### Entries provided:
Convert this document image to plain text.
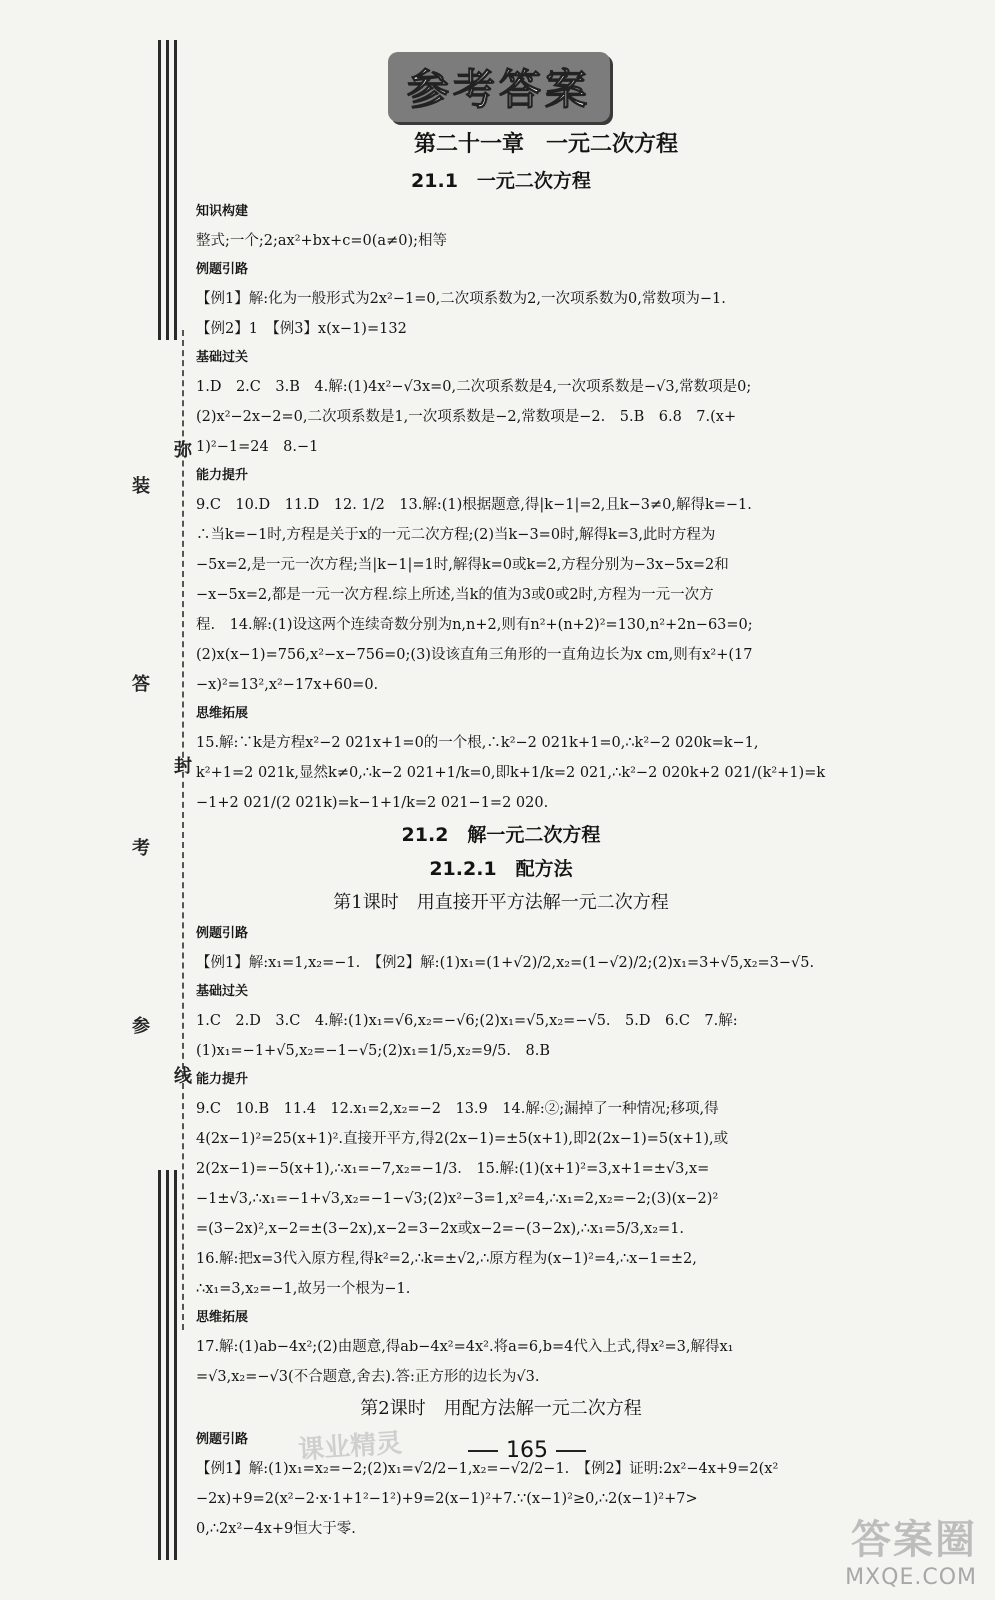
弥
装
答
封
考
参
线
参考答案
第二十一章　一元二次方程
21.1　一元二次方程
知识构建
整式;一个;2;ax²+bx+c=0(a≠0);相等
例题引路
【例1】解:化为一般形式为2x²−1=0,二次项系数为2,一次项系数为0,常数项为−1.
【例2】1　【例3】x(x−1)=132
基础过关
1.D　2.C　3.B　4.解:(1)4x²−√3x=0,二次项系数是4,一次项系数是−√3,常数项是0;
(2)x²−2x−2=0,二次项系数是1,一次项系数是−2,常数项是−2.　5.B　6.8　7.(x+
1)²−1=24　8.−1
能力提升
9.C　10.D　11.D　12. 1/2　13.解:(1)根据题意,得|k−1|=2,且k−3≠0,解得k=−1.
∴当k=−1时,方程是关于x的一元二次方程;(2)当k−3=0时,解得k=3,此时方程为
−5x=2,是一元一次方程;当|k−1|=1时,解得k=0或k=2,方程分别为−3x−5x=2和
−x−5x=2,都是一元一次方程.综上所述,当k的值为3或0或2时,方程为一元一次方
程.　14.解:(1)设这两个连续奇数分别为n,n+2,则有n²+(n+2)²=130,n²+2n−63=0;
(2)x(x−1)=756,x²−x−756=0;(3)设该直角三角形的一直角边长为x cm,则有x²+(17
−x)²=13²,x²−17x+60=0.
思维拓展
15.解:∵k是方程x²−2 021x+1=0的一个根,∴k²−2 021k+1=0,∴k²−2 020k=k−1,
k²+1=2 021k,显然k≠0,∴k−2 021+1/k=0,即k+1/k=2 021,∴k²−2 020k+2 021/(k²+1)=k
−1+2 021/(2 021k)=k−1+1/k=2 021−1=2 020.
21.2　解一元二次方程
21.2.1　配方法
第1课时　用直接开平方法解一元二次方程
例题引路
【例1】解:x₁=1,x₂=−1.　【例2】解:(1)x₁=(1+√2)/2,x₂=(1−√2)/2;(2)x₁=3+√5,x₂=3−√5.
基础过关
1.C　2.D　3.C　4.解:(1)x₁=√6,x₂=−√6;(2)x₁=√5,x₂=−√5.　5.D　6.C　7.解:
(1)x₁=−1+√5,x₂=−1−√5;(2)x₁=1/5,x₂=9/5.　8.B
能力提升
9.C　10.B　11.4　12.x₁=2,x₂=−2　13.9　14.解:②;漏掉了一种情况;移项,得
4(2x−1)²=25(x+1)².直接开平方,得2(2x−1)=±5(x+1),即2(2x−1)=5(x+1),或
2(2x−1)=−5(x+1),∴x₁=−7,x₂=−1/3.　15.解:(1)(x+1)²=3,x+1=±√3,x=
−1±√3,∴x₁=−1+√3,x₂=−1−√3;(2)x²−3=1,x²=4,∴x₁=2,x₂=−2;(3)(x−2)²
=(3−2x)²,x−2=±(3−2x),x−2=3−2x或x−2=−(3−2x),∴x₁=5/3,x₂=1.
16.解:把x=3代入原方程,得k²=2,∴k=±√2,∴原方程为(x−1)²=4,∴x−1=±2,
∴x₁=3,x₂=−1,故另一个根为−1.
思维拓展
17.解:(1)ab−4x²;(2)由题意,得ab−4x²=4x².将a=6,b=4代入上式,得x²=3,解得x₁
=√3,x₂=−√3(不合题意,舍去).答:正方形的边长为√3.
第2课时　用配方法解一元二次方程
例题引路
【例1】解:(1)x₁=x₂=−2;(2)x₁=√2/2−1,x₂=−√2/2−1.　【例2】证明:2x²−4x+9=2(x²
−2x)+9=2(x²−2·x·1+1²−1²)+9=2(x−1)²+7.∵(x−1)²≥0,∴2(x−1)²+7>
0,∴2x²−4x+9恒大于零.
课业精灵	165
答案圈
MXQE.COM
==
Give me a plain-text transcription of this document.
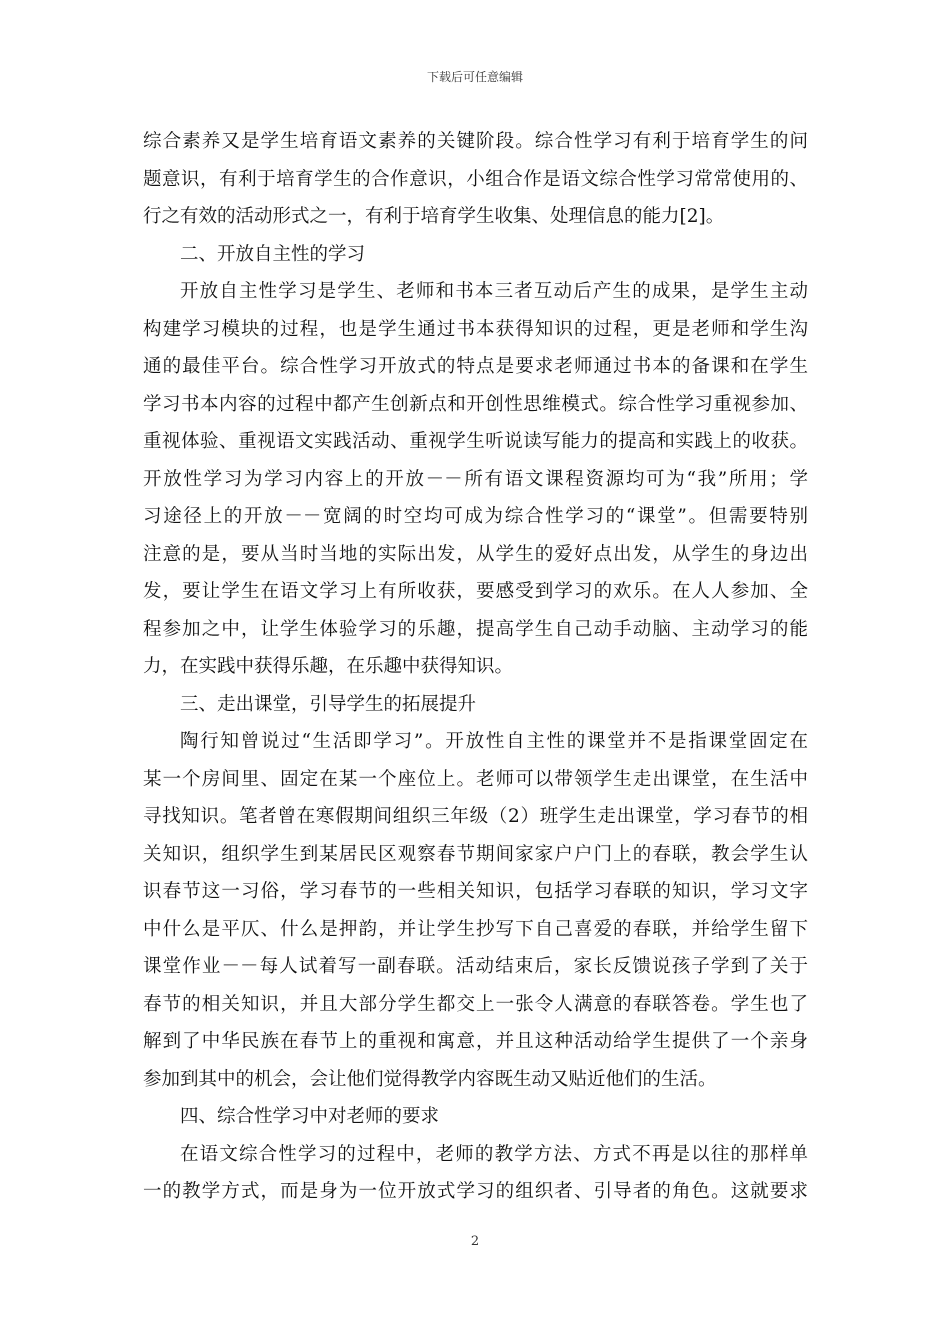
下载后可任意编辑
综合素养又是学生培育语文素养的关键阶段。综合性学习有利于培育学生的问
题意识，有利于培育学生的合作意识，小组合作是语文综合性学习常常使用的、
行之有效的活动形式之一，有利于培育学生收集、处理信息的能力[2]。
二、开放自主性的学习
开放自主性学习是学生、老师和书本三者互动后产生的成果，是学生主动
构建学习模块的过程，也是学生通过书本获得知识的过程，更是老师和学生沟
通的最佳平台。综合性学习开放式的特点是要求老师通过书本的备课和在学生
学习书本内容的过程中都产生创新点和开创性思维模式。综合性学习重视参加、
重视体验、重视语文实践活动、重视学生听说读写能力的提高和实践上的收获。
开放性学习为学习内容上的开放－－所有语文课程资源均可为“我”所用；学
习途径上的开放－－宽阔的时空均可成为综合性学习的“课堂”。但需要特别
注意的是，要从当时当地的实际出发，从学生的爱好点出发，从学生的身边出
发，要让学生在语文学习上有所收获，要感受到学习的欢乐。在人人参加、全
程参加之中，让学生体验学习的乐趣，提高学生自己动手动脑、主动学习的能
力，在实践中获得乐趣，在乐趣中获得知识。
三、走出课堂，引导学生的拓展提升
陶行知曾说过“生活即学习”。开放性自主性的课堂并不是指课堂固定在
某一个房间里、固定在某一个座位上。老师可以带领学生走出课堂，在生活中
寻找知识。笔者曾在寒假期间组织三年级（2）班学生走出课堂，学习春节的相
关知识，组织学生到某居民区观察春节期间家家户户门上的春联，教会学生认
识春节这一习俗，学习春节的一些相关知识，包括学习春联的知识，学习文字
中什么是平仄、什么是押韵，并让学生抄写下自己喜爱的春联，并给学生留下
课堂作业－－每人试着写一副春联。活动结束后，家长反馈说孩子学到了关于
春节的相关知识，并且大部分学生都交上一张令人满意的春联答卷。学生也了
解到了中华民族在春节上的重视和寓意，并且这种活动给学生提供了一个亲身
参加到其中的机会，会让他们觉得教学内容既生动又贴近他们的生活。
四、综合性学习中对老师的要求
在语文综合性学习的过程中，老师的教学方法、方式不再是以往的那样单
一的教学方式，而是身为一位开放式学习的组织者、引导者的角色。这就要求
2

### Work to complete:
Identify each line in the records above that contains the word "document", and copy it out in full.

### Reply to the task:
Convert this document image to plain text.
Give me a plain-text transcription of this document.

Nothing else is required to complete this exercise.